• Exercise brief: In the entries below, how many lines contain the string "Alan"? State the number and nothing else.

• Document transcript data:
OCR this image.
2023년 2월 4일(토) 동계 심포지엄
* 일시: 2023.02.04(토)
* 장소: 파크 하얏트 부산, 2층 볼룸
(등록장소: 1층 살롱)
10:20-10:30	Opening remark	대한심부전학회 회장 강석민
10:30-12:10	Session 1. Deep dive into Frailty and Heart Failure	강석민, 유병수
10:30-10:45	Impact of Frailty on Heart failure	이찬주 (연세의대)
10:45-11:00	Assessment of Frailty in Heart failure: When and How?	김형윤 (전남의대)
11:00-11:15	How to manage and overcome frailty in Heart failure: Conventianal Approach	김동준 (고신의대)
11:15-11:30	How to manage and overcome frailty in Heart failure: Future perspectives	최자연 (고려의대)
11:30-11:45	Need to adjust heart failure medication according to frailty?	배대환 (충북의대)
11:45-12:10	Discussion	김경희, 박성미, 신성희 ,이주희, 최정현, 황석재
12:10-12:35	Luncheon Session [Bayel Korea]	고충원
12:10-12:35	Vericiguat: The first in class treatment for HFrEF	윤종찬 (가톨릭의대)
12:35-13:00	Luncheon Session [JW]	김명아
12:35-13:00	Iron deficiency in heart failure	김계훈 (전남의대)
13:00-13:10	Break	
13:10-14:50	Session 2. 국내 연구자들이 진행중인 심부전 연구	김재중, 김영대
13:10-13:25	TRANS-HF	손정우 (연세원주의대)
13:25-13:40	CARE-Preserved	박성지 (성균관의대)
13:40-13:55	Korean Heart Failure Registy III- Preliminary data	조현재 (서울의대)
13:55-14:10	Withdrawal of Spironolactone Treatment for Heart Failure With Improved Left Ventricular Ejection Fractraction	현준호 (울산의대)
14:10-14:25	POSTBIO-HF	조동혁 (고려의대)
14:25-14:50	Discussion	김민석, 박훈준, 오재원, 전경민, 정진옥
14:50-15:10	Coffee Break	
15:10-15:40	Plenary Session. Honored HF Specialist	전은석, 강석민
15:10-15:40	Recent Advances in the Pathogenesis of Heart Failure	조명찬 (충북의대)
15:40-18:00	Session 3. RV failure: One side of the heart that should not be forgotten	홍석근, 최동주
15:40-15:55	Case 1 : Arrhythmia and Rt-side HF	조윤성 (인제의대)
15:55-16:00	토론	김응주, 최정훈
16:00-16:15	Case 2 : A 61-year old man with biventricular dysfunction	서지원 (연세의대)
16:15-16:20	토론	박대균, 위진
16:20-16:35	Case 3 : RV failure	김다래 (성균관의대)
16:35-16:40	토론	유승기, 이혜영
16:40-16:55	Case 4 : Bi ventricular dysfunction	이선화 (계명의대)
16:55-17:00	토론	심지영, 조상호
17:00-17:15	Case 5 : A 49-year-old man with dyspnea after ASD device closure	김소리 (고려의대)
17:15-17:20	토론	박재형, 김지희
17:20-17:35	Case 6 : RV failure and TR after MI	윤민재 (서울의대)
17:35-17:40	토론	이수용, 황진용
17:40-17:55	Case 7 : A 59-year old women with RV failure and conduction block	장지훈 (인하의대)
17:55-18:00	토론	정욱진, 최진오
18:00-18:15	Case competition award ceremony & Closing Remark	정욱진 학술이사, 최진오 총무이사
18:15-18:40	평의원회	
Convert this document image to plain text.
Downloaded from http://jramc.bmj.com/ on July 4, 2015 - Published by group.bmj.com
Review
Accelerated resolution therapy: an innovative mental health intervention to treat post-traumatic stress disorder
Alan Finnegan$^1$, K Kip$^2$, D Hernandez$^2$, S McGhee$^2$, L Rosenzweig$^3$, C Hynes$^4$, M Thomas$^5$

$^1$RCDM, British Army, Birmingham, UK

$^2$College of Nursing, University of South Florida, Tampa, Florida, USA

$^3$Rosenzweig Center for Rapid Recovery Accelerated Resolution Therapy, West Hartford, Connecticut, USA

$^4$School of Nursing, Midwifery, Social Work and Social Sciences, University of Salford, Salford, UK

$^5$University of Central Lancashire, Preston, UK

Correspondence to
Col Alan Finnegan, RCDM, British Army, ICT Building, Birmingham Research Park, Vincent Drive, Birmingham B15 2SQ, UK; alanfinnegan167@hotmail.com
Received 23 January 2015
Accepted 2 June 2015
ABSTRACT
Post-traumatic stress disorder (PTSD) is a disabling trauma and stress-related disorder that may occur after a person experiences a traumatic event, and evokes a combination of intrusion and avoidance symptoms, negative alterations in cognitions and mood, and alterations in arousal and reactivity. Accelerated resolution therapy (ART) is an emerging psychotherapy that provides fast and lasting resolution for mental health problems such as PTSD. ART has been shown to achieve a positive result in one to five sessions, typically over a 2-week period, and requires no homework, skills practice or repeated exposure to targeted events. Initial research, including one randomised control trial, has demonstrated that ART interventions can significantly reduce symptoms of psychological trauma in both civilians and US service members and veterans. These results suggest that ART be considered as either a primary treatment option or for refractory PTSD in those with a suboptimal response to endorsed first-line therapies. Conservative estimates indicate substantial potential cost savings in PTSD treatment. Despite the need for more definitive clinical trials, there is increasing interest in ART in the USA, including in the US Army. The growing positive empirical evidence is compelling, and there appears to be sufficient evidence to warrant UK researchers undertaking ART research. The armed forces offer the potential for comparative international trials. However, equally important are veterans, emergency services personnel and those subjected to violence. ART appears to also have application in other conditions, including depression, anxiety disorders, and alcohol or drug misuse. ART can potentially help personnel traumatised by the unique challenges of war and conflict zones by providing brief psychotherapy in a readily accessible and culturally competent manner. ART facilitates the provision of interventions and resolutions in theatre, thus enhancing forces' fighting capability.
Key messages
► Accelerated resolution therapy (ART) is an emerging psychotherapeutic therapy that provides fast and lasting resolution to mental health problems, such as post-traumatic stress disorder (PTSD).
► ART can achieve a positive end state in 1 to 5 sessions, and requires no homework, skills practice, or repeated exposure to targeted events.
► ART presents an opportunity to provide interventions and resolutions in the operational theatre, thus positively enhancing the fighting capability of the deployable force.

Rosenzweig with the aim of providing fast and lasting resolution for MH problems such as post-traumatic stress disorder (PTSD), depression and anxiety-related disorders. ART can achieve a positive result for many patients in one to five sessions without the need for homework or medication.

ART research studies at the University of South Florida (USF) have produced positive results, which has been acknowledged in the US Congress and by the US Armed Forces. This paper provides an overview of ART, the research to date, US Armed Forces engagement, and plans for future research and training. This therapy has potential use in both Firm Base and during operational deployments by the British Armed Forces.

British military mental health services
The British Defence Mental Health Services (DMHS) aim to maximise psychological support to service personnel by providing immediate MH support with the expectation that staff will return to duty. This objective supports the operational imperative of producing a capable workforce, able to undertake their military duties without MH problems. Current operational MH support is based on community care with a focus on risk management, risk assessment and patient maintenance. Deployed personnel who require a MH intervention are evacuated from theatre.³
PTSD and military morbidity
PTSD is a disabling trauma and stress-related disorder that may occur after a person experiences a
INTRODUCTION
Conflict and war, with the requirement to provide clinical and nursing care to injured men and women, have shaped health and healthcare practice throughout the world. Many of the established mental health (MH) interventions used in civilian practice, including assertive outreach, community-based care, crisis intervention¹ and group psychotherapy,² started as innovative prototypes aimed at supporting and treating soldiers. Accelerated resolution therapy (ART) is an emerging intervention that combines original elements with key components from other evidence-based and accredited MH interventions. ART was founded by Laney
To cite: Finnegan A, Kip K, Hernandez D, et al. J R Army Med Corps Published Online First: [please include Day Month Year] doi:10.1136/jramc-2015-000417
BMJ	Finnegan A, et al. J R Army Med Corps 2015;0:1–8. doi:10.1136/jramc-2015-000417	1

• Your response: 2